#### Available data ####

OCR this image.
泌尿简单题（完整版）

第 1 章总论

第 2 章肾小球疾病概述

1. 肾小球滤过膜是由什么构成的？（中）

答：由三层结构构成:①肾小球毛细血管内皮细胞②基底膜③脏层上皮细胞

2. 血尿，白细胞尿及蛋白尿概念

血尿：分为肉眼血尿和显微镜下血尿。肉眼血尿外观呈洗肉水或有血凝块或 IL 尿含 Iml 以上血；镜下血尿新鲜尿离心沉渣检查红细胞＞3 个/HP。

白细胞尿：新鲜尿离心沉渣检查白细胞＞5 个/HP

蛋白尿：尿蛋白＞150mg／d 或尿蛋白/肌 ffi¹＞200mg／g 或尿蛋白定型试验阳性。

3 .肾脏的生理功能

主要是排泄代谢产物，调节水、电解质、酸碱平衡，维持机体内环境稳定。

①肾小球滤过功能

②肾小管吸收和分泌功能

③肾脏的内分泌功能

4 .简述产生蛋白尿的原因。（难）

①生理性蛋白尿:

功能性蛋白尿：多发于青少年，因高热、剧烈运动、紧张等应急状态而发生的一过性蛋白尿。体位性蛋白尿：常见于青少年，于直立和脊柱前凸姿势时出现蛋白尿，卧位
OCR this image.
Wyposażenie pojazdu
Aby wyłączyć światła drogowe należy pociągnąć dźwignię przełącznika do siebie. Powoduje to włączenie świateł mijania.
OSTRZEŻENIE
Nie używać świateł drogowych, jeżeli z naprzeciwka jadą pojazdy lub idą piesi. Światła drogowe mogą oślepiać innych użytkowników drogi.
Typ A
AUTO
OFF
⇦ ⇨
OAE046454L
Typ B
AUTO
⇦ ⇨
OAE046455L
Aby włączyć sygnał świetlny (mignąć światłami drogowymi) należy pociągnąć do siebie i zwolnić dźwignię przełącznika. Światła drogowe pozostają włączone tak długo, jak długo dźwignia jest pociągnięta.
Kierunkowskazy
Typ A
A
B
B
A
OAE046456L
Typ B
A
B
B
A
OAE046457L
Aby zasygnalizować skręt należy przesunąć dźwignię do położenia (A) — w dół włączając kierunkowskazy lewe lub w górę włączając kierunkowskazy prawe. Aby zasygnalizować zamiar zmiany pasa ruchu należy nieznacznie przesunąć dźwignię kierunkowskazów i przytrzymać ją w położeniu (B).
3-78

####

- [Exercise directions]
Scan the material above for the word "pociągnąć". Copy each line where it occurs.

- [Full response]
Aby wyłączyć światła drogowe należy pociągnąć dźwignię przełącznika do siebie. Powoduje to włączenie świateł mijania.
Aby włączyć sygnał świetlny (mignąć światłami drogowymi) należy pociągnąć do siebie i zwolnić dźwignię przełącznika. Światła drogowe pozostają włączone tak długo, jak długo dźwignia jest pociągnięta.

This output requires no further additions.